» **WHAT YOU HAVE TO DO**:
Rewrite each line of the material below, swapping every "list-item" for "bullet-item" and leaving everything else untouched.

— Begin SUPPLIED RECORDS —

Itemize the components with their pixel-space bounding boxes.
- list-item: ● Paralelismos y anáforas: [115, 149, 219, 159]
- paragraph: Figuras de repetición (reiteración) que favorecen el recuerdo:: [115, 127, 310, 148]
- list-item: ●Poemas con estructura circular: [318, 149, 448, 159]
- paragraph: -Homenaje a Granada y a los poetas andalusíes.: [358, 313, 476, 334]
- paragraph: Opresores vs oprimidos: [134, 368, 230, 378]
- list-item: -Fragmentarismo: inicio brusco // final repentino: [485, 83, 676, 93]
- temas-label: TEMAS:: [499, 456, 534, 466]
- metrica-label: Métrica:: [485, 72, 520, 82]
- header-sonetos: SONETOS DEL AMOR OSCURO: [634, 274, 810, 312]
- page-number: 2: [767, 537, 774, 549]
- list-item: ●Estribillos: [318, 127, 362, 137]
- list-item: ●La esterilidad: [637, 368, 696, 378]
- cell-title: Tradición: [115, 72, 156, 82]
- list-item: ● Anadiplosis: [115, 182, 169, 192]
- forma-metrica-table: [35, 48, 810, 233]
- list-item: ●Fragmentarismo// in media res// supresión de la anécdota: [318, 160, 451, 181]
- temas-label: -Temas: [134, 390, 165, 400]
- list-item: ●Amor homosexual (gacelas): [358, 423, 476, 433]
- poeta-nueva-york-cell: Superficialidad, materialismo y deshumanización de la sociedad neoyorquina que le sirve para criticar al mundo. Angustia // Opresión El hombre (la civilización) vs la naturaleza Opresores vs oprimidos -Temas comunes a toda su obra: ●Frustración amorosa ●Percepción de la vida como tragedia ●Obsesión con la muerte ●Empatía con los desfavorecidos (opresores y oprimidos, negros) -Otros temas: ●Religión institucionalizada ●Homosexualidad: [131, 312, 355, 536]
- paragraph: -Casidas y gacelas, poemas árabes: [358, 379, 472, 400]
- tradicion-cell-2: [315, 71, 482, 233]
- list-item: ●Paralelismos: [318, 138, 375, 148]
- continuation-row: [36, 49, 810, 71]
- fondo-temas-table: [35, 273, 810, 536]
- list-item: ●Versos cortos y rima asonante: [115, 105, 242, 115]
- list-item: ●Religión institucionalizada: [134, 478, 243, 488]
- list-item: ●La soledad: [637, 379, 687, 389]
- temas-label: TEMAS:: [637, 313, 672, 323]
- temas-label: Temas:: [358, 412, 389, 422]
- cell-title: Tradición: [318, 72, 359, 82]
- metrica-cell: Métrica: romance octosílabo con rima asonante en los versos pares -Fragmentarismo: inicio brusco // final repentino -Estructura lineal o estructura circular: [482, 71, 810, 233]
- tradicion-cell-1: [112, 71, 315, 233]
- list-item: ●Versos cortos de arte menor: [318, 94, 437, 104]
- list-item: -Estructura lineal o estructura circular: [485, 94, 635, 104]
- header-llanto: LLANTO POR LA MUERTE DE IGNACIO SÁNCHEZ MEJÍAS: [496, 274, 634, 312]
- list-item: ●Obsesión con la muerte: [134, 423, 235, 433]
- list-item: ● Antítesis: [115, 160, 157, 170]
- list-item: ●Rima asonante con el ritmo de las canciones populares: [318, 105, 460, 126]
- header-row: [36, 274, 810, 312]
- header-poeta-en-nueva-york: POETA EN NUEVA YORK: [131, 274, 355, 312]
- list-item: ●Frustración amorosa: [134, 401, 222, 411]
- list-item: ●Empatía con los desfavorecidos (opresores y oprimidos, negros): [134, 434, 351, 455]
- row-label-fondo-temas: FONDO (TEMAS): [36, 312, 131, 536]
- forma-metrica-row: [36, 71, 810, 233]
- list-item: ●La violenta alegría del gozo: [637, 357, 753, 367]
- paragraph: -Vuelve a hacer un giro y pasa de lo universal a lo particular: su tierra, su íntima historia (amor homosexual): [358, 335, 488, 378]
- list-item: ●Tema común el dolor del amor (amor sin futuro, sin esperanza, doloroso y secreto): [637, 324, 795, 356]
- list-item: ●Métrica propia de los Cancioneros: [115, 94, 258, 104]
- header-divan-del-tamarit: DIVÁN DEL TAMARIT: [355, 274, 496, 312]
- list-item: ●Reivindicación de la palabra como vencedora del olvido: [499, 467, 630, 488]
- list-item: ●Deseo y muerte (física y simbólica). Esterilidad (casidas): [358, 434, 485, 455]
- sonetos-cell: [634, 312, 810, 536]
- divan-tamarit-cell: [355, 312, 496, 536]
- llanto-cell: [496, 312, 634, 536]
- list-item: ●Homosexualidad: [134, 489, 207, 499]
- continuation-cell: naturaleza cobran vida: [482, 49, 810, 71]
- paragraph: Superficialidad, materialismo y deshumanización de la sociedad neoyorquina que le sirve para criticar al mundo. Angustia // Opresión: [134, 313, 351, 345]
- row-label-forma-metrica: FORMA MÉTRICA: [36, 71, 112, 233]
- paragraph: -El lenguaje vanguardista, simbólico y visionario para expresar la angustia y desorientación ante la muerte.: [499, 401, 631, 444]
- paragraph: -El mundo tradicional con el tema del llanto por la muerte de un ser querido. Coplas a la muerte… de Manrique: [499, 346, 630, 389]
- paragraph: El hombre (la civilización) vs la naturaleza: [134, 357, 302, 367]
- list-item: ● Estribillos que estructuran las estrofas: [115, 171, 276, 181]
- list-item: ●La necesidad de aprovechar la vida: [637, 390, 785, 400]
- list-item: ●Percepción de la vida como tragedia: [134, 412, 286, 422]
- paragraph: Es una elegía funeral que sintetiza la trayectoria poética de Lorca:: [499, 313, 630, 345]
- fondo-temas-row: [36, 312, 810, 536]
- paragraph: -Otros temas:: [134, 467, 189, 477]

— End SUPPLIED RECORDS —

» **EXERCISE RESPONSE**:
Itemize the components with their pixel-space bounding boxes.
- bullet-item: ● Paralelismos y anáforas: [115, 149, 219, 159]
- paragraph: Figuras de repetición (reiteración) que favorecen el recuerdo:: [115, 127, 310, 148]
- bullet-item: ●Poemas con estructura circular: [318, 149, 448, 159]
- paragraph: -Homenaje a Granada y a los poetas andalusíes.: [358, 313, 476, 334]
- paragraph: Opresores vs oprimidos: [134, 368, 230, 378]
- bullet-item: -Fragmentarismo: inicio brusco // final repentino: [485, 83, 676, 93]
- temas-label: TEMAS:: [499, 456, 534, 466]
- metrica-label: Métrica:: [485, 72, 520, 82]
- header-sonetos: SONETOS DEL AMOR OSCURO: [634, 274, 810, 312]
- page-number: 2: [767, 537, 774, 549]
- bullet-item: ●Estribillos: [318, 127, 362, 137]
- bullet-item: ●La esterilidad: [637, 368, 696, 378]
- cell-title: Tradición: [115, 72, 156, 82]
- bullet-item: ● Anadiplosis: [115, 182, 169, 192]
- forma-metrica-table: [35, 48, 810, 233]
- bullet-item: ●Fragmentarismo// in media res// supresión de la anécdota: [318, 160, 451, 181]
- temas-label: -Temas: [134, 390, 165, 400]
- bullet-item: ●Amor homosexual (gacelas): [358, 423, 476, 433]
- poeta-nueva-york-cell: Superficialidad, materialismo y deshumanización de la sociedad neoyorquina que le sirve para criticar al mundo. Angustia // Opresión El hombre (la civilización) vs la naturaleza Opresores vs oprimidos -Temas comunes a toda su obra: ●Frustración amorosa ●Percepción de la vida como tragedia ●Obsesión con la muerte ●Empatía con los desfavorecidos (opresores y oprimidos, negros) -Otros temas: ●Religión institucionalizada ●Homosexualidad: [131, 312, 355, 536]
- paragraph: -Casidas y gacelas, poemas árabes: [358, 379, 472, 400]
- tradicion-cell-2: [315, 71, 482, 233]
- bullet-item: ●Paralelismos: [318, 138, 375, 148]
- continuation-row: [36, 49, 810, 71]
- fondo-temas-table: [35, 273, 810, 536]
- bullet-item: ●Versos cortos y rima asonante: [115, 105, 242, 115]
- bullet-item: ●Religión institucionalizada: [134, 478, 243, 488]
- bullet-item: ●La soledad: [637, 379, 687, 389]
- temas-label: TEMAS:: [637, 313, 672, 323]
- temas-label: Temas:: [358, 412, 389, 422]
- cell-title: Tradición: [318, 72, 359, 82]
- metrica-cell: Métrica: romance octosílabo con rima asonante en los versos pares -Fragmentarismo: inicio brusco // final repentino -Estructura lineal o estructura circular: [482, 71, 810, 233]
- tradicion-cell-1: [112, 71, 315, 233]
- bullet-item: ●Versos cortos de arte menor: [318, 94, 437, 104]
- bullet-item: -Estructura lineal o estructura circular: [485, 94, 635, 104]
- header-llanto: LLANTO POR LA MUERTE DE IGNACIO SÁNCHEZ MEJÍAS: [496, 274, 634, 312]
- bullet-item: ●Obsesión con la muerte: [134, 423, 235, 433]
- bullet-item: ● Antítesis: [115, 160, 157, 170]
- bullet-item: ●Rima asonante con el ritmo de las canciones populares: [318, 105, 460, 126]
- header-row: [36, 274, 810, 312]
- header-poeta-en-nueva-york: POETA EN NUEVA YORK: [131, 274, 355, 312]
- bullet-item: ●Frustración amorosa: [134, 401, 222, 411]
- bullet-item: ●Empatía con los desfavorecidos (opresores y oprimidos, negros): [134, 434, 351, 455]
- row-label-fondo-temas: FONDO (TEMAS): [36, 312, 131, 536]
- forma-metrica-row: [36, 71, 810, 233]
- bullet-item: ●La violenta alegría del gozo: [637, 357, 753, 367]
- paragraph: -Vuelve a hacer un giro y pasa de lo universal a lo particular: su tierra, su íntima historia (amor homosexual): [358, 335, 488, 378]
- bullet-item: ●Tema común el dolor del amor (amor sin futuro, sin esperanza, doloroso y secreto): [637, 324, 795, 356]
- bullet-item: ●Métrica propia de los Cancioneros: [115, 94, 258, 104]
- header-divan-del-tamarit: DIVÁN DEL TAMARIT: [355, 274, 496, 312]
- bullet-item: ●Reivindicación de la palabra como vencedora del olvido: [499, 467, 630, 488]
- bullet-item: ●Deseo y muerte (física y simbólica). Esterilidad (casidas): [358, 434, 485, 455]
- sonetos-cell: [634, 312, 810, 536]
- divan-tamarit-cell: [355, 312, 496, 536]
- llanto-cell: [496, 312, 634, 536]
- bullet-item: ●Homosexualidad: [134, 489, 207, 499]
- continuation-cell: naturaleza cobran vida: [482, 49, 810, 71]
- paragraph: Superficialidad, materialismo y deshumanización de la sociedad neoyorquina que le sirve para criticar al mundo. Angustia // Opresión: [134, 313, 351, 345]
- row-label-forma-metrica: FORMA MÉTRICA: [36, 71, 112, 233]
- paragraph: -El lenguaje vanguardista, simbólico y visionario para expresar la angustia y desorientación ante la muerte.: [499, 401, 631, 444]
- paragraph: -El mundo tradicional con el tema del llanto por la muerte de un ser querido. Coplas a la muerte… de Manrique: [499, 346, 630, 389]
- paragraph: El hombre (la civilización) vs la naturaleza: [134, 357, 302, 367]
- bullet-item: ● Estribillos que estructuran las estrofas: [115, 171, 276, 181]
- bullet-item: ●La necesidad de aprovechar la vida: [637, 390, 785, 400]
- bullet-item: ●Percepción de la vida como tragedia: [134, 412, 286, 422]
- paragraph: Es una elegía funeral que sintetiza la trayectoria poética de Lorca:: [499, 313, 630, 345]
- fondo-temas-row: [36, 312, 810, 536]
- paragraph: -Otros temas:: [134, 467, 189, 477]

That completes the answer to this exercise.